- SOURCE MATERIAL

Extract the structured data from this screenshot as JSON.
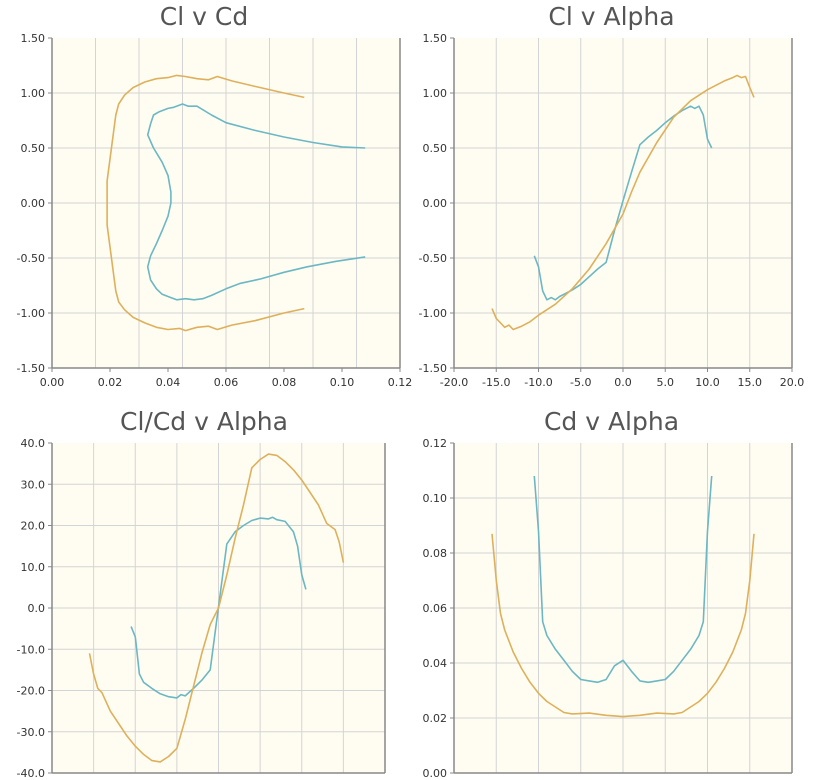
{
  "colors": {
    "series_a": "#6bb7c4",
    "series_b": "#deb05c",
    "plot_bg": "#fffdf1",
    "grid": "#d4d4d4",
    "axis": "#888888"
  },
  "chart_data": [
    {
      "type": "line",
      "title": "Cl v Cd",
      "xlabel": "",
      "ylabel": "",
      "xlim": [
        0,
        0.12
      ],
      "ylim": [
        -1.5,
        1.5
      ],
      "xticks": [
        "0.00",
        "0.02",
        "0.04",
        "0.06",
        "0.08",
        "0.10",
        "0.12"
      ],
      "yticks": [
        "-1.50",
        "-1.00",
        "-0.50",
        "0.00",
        "0.50",
        "1.00",
        "1.50"
      ],
      "grid": true,
      "series": [
        {
          "color": "series_a",
          "points": [
            [
              0.108,
              0.5
            ],
            [
              0.1,
              0.51
            ],
            [
              0.09,
              0.55
            ],
            [
              0.08,
              0.6
            ],
            [
              0.07,
              0.66
            ],
            [
              0.06,
              0.73
            ],
            [
              0.055,
              0.8
            ],
            [
              0.05,
              0.88
            ],
            [
              0.047,
              0.88
            ],
            [
              0.045,
              0.9
            ],
            [
              0.042,
              0.87
            ],
            [
              0.04,
              0.86
            ],
            [
              0.037,
              0.83
            ],
            [
              0.035,
              0.8
            ],
            [
              0.034,
              0.72
            ],
            [
              0.033,
              0.62
            ],
            [
              0.035,
              0.5
            ],
            [
              0.038,
              0.37
            ],
            [
              0.04,
              0.25
            ],
            [
              0.041,
              0.1
            ],
            [
              0.041,
              0.0
            ],
            [
              0.04,
              -0.12
            ],
            [
              0.038,
              -0.25
            ],
            [
              0.036,
              -0.37
            ],
            [
              0.034,
              -0.48
            ],
            [
              0.033,
              -0.58
            ],
            [
              0.034,
              -0.7
            ],
            [
              0.036,
              -0.78
            ],
            [
              0.038,
              -0.83
            ],
            [
              0.041,
              -0.86
            ],
            [
              0.043,
              -0.88
            ],
            [
              0.046,
              -0.87
            ],
            [
              0.049,
              -0.88
            ],
            [
              0.052,
              -0.87
            ],
            [
              0.055,
              -0.84
            ],
            [
              0.06,
              -0.78
            ],
            [
              0.065,
              -0.73
            ],
            [
              0.072,
              -0.69
            ],
            [
              0.08,
              -0.63
            ],
            [
              0.088,
              -0.58
            ],
            [
              0.098,
              -0.53
            ],
            [
              0.108,
              -0.49
            ]
          ]
        },
        {
          "color": "series_b",
          "points": [
            [
              0.087,
              0.96
            ],
            [
              0.08,
              1.0
            ],
            [
              0.07,
              1.06
            ],
            [
              0.062,
              1.11
            ],
            [
              0.057,
              1.15
            ],
            [
              0.054,
              1.12
            ],
            [
              0.05,
              1.13
            ],
            [
              0.046,
              1.15
            ],
            [
              0.043,
              1.16
            ],
            [
              0.04,
              1.14
            ],
            [
              0.036,
              1.13
            ],
            [
              0.032,
              1.1
            ],
            [
              0.028,
              1.05
            ],
            [
              0.025,
              0.98
            ],
            [
              0.023,
              0.9
            ],
            [
              0.022,
              0.8
            ],
            [
              0.021,
              0.6
            ],
            [
              0.02,
              0.4
            ],
            [
              0.019,
              0.2
            ],
            [
              0.019,
              0.0
            ],
            [
              0.019,
              -0.2
            ],
            [
              0.02,
              -0.4
            ],
            [
              0.021,
              -0.6
            ],
            [
              0.022,
              -0.8
            ],
            [
              0.023,
              -0.9
            ],
            [
              0.025,
              -0.97
            ],
            [
              0.028,
              -1.04
            ],
            [
              0.032,
              -1.09
            ],
            [
              0.036,
              -1.13
            ],
            [
              0.04,
              -1.15
            ],
            [
              0.044,
              -1.14
            ],
            [
              0.046,
              -1.16
            ],
            [
              0.05,
              -1.13
            ],
            [
              0.054,
              -1.12
            ],
            [
              0.057,
              -1.15
            ],
            [
              0.062,
              -1.11
            ],
            [
              0.07,
              -1.07
            ],
            [
              0.08,
              -1.0
            ],
            [
              0.087,
              -0.96
            ]
          ]
        }
      ]
    },
    {
      "type": "line",
      "title": "Cl v Alpha",
      "xlabel": "",
      "ylabel": "",
      "xlim": [
        -20,
        20
      ],
      "ylim": [
        -1.5,
        1.5
      ],
      "xticks": [
        "-20.0",
        "-15.0",
        "-10.0",
        "-5.0",
        "0.0",
        "5.0",
        "10.0",
        "15.0",
        "20.0"
      ],
      "yticks": [
        "-1.50",
        "-1.00",
        "-0.50",
        "0.00",
        "0.50",
        "1.00",
        "1.50"
      ],
      "grid": true,
      "series": [
        {
          "color": "series_a",
          "points": [
            [
              -10.5,
              -0.48
            ],
            [
              -10.0,
              -0.58
            ],
            [
              -9.5,
              -0.8
            ],
            [
              -9.0,
              -0.88
            ],
            [
              -8.5,
              -0.86
            ],
            [
              -8.0,
              -0.88
            ],
            [
              -7.5,
              -0.85
            ],
            [
              -7.0,
              -0.83
            ],
            [
              -6.0,
              -0.79
            ],
            [
              -5.0,
              -0.74
            ],
            [
              -4.0,
              -0.67
            ],
            [
              -3.0,
              -0.6
            ],
            [
              -2.0,
              -0.54
            ],
            [
              -1.0,
              -0.25
            ],
            [
              0.0,
              0.02
            ],
            [
              1.0,
              0.28
            ],
            [
              2.0,
              0.53
            ],
            [
              3.0,
              0.6
            ],
            [
              4.0,
              0.66
            ],
            [
              5.0,
              0.73
            ],
            [
              6.0,
              0.79
            ],
            [
              7.0,
              0.84
            ],
            [
              8.0,
              0.88
            ],
            [
              8.5,
              0.86
            ],
            [
              9.0,
              0.88
            ],
            [
              9.5,
              0.8
            ],
            [
              10.0,
              0.58
            ],
            [
              10.5,
              0.5
            ]
          ]
        },
        {
          "color": "series_b",
          "points": [
            [
              -15.5,
              -0.96
            ],
            [
              -15.0,
              -1.05
            ],
            [
              -14.0,
              -1.13
            ],
            [
              -13.5,
              -1.11
            ],
            [
              -13.0,
              -1.15
            ],
            [
              -12.0,
              -1.12
            ],
            [
              -11.0,
              -1.08
            ],
            [
              -10.0,
              -1.02
            ],
            [
              -8.0,
              -0.92
            ],
            [
              -6.0,
              -0.78
            ],
            [
              -4.0,
              -0.6
            ],
            [
              -2.0,
              -0.37
            ],
            [
              0.0,
              -0.1
            ],
            [
              1.0,
              0.1
            ],
            [
              2.0,
              0.28
            ],
            [
              4.0,
              0.55
            ],
            [
              6.0,
              0.78
            ],
            [
              8.0,
              0.93
            ],
            [
              10.0,
              1.03
            ],
            [
              12.0,
              1.11
            ],
            [
              13.0,
              1.14
            ],
            [
              13.5,
              1.16
            ],
            [
              14.0,
              1.14
            ],
            [
              14.5,
              1.15
            ],
            [
              15.0,
              1.05
            ],
            [
              15.5,
              0.96
            ]
          ]
        }
      ]
    },
    {
      "type": "line",
      "title": "Cl/Cd v Alpha",
      "xlabel": "",
      "ylabel": "",
      "xlim": [
        -20,
        20
      ],
      "ylim": [
        -40,
        40
      ],
      "xticks": [],
      "yticks": [
        "-40.0",
        "-30.0",
        "-20.0",
        "-10.0",
        "0.0",
        "10.0",
        "20.0",
        "30.0",
        "40.0"
      ],
      "grid": true,
      "series": [
        {
          "color": "series_a",
          "points": [
            [
              -10.5,
              -4.5
            ],
            [
              -10.0,
              -7.0
            ],
            [
              -9.5,
              -16.0
            ],
            [
              -9.0,
              -18.0
            ],
            [
              -8.0,
              -19.5
            ],
            [
              -7.0,
              -20.8
            ],
            [
              -6.0,
              -21.5
            ],
            [
              -5.0,
              -21.8
            ],
            [
              -4.5,
              -21.0
            ],
            [
              -4.0,
              -21.3
            ],
            [
              -3.0,
              -19.5
            ],
            [
              -2.0,
              -17.5
            ],
            [
              -1.0,
              -15.0
            ],
            [
              0.0,
              0.3
            ],
            [
              1.0,
              15.5
            ],
            [
              2.0,
              18.5
            ],
            [
              3.0,
              20.0
            ],
            [
              4.0,
              21.2
            ],
            [
              5.0,
              21.8
            ],
            [
              6.0,
              21.6
            ],
            [
              6.5,
              22.0
            ],
            [
              7.0,
              21.4
            ],
            [
              8.0,
              21.0
            ],
            [
              9.0,
              18.5
            ],
            [
              9.5,
              15.0
            ],
            [
              10.0,
              8.0
            ],
            [
              10.5,
              4.5
            ]
          ]
        },
        {
          "color": "series_b",
          "points": [
            [
              -15.5,
              -11.0
            ],
            [
              -15.0,
              -16.0
            ],
            [
              -14.5,
              -19.5
            ],
            [
              -14.0,
              -20.5
            ],
            [
              -13.0,
              -25.0
            ],
            [
              -12.0,
              -28.0
            ],
            [
              -11.0,
              -31.0
            ],
            [
              -10.0,
              -33.5
            ],
            [
              -9.0,
              -35.5
            ],
            [
              -8.0,
              -37.0
            ],
            [
              -7.0,
              -37.3
            ],
            [
              -6.0,
              -36.0
            ],
            [
              -5.0,
              -34.0
            ],
            [
              -4.0,
              -27.0
            ],
            [
              -3.0,
              -19.0
            ],
            [
              -2.0,
              -11.0
            ],
            [
              -1.0,
              -4.0
            ],
            [
              0.0,
              0.0
            ],
            [
              1.0,
              8.0
            ],
            [
              2.0,
              17.0
            ],
            [
              3.0,
              25.0
            ],
            [
              4.0,
              34.0
            ],
            [
              5.0,
              36.0
            ],
            [
              6.0,
              37.3
            ],
            [
              7.0,
              37.0
            ],
            [
              8.0,
              35.5
            ],
            [
              9.0,
              33.5
            ],
            [
              10.0,
              31.0
            ],
            [
              11.0,
              28.0
            ],
            [
              12.0,
              25.0
            ],
            [
              13.0,
              20.5
            ],
            [
              14.0,
              19.0
            ],
            [
              14.5,
              16.0
            ],
            [
              15.0,
              11.0
            ]
          ]
        }
      ]
    },
    {
      "type": "line",
      "title": "Cd v Alpha",
      "xlabel": "",
      "ylabel": "",
      "xlim": [
        -20,
        20
      ],
      "ylim": [
        0,
        0.12
      ],
      "xticks": [],
      "yticks": [
        "0.00",
        "0.02",
        "0.04",
        "0.06",
        "0.08",
        "0.10",
        "0.12"
      ],
      "grid": true,
      "series": [
        {
          "color": "series_a",
          "points": [
            [
              -10.5,
              0.108
            ],
            [
              -10.0,
              0.088
            ],
            [
              -9.5,
              0.055
            ],
            [
              -9.0,
              0.05
            ],
            [
              -8.0,
              0.045
            ],
            [
              -7.0,
              0.041
            ],
            [
              -6.0,
              0.037
            ],
            [
              -5.0,
              0.034
            ],
            [
              -4.0,
              0.0335
            ],
            [
              -3.0,
              0.033
            ],
            [
              -2.0,
              0.034
            ],
            [
              -1.0,
              0.039
            ],
            [
              0.0,
              0.041
            ],
            [
              1.0,
              0.037
            ],
            [
              2.0,
              0.0335
            ],
            [
              3.0,
              0.033
            ],
            [
              4.0,
              0.0335
            ],
            [
              5.0,
              0.034
            ],
            [
              6.0,
              0.037
            ],
            [
              7.0,
              0.041
            ],
            [
              8.0,
              0.045
            ],
            [
              9.0,
              0.05
            ],
            [
              9.5,
              0.055
            ],
            [
              10.0,
              0.088
            ],
            [
              10.5,
              0.108
            ]
          ]
        },
        {
          "color": "series_b",
          "points": [
            [
              -15.5,
              0.087
            ],
            [
              -15.0,
              0.07
            ],
            [
              -14.5,
              0.058
            ],
            [
              -14.0,
              0.052
            ],
            [
              -13.0,
              0.044
            ],
            [
              -12.0,
              0.038
            ],
            [
              -11.0,
              0.033
            ],
            [
              -10.0,
              0.029
            ],
            [
              -9.0,
              0.026
            ],
            [
              -8.0,
              0.024
            ],
            [
              -7.0,
              0.022
            ],
            [
              -6.0,
              0.0215
            ],
            [
              -4.0,
              0.0218
            ],
            [
              -2.0,
              0.021
            ],
            [
              0.0,
              0.0205
            ],
            [
              2.0,
              0.021
            ],
            [
              4.0,
              0.0218
            ],
            [
              6.0,
              0.0215
            ],
            [
              7.0,
              0.022
            ],
            [
              8.0,
              0.024
            ],
            [
              9.0,
              0.026
            ],
            [
              10.0,
              0.029
            ],
            [
              11.0,
              0.033
            ],
            [
              12.0,
              0.038
            ],
            [
              13.0,
              0.044
            ],
            [
              14.0,
              0.052
            ],
            [
              14.5,
              0.058
            ],
            [
              15.0,
              0.07
            ],
            [
              15.5,
              0.087
            ]
          ]
        }
      ]
    }
  ]
}
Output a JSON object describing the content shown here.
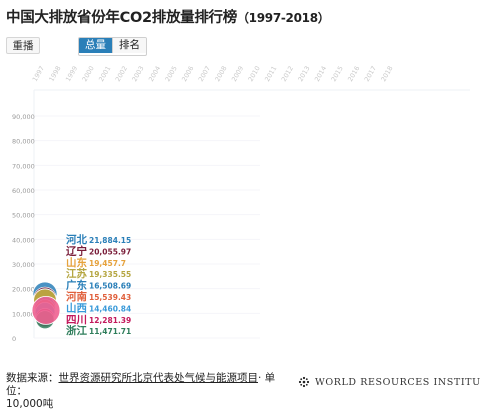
{
  "title": "中国大排放省份年CO2排放量排行榜",
  "title_years": "（1997-2018）",
  "controls": {
    "replay_label": "重播",
    "tabs": [
      {
        "label": "总量",
        "active": true
      },
      {
        "label": "排名",
        "active": false
      }
    ]
  },
  "source": {
    "prefix": "数据来源：",
    "org": "世界资源研究所北京代表处气候与能源项目",
    "unit": "· 单位：",
    "unit_value": "10,000吨"
  },
  "credit": "WORLD RESOURCES INSTITUTE",
  "chart_data": {
    "type": "scatter",
    "x_ticks": [
      "1997",
      "1998",
      "1999",
      "2000",
      "2001",
      "2002",
      "2003",
      "2004",
      "2005",
      "2006",
      "2007",
      "2008",
      "2009",
      "2010",
      "2011",
      "2012",
      "2013",
      "2014",
      "2015",
      "2016",
      "2017",
      "2018"
    ],
    "y_ticks": [
      "0",
      "10,000",
      "20,000",
      "30,000",
      "40,000",
      "50,000",
      "60,000",
      "70,000",
      "80,000",
      "90,000"
    ],
    "ylim": [
      0,
      90000
    ],
    "current_year": "1997",
    "series": [
      {
        "name": "河北",
        "value": 21884.15,
        "label": "21,884.15",
        "color": "#2a7fb8"
      },
      {
        "name": "辽宁",
        "value": 20055.97,
        "label": "20,055.97",
        "color": "#7a1e3a"
      },
      {
        "name": "山东",
        "value": 19457.7,
        "label": "19,457.7",
        "color": "#e6a23c"
      },
      {
        "name": "江苏",
        "value": 19335.55,
        "label": "19,335.55",
        "color": "#b5a642"
      },
      {
        "name": "广东",
        "value": 16508.69,
        "label": "16,508.69",
        "color": "#2a7fb8"
      },
      {
        "name": "河南",
        "value": 15539.43,
        "label": "15,539.43",
        "color": "#e0603c"
      },
      {
        "name": "山西",
        "value": 14460.84,
        "label": "14,460.84",
        "color": "#3a9ad9"
      },
      {
        "name": "四川",
        "value": 12281.39,
        "label": "12,281.39",
        "color": "#c2185b"
      },
      {
        "name": "浙江",
        "value": 11471.71,
        "label": "11,471.71",
        "color": "#2e7d5b"
      }
    ]
  }
}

- INSTRUCTIONS TO FOLLOW
From the listing above, return each line with the word "JSON".

- TASK ANSWER
Extract the structured data from this screenshot as JSON.
Output a JSON object describing the content shown here.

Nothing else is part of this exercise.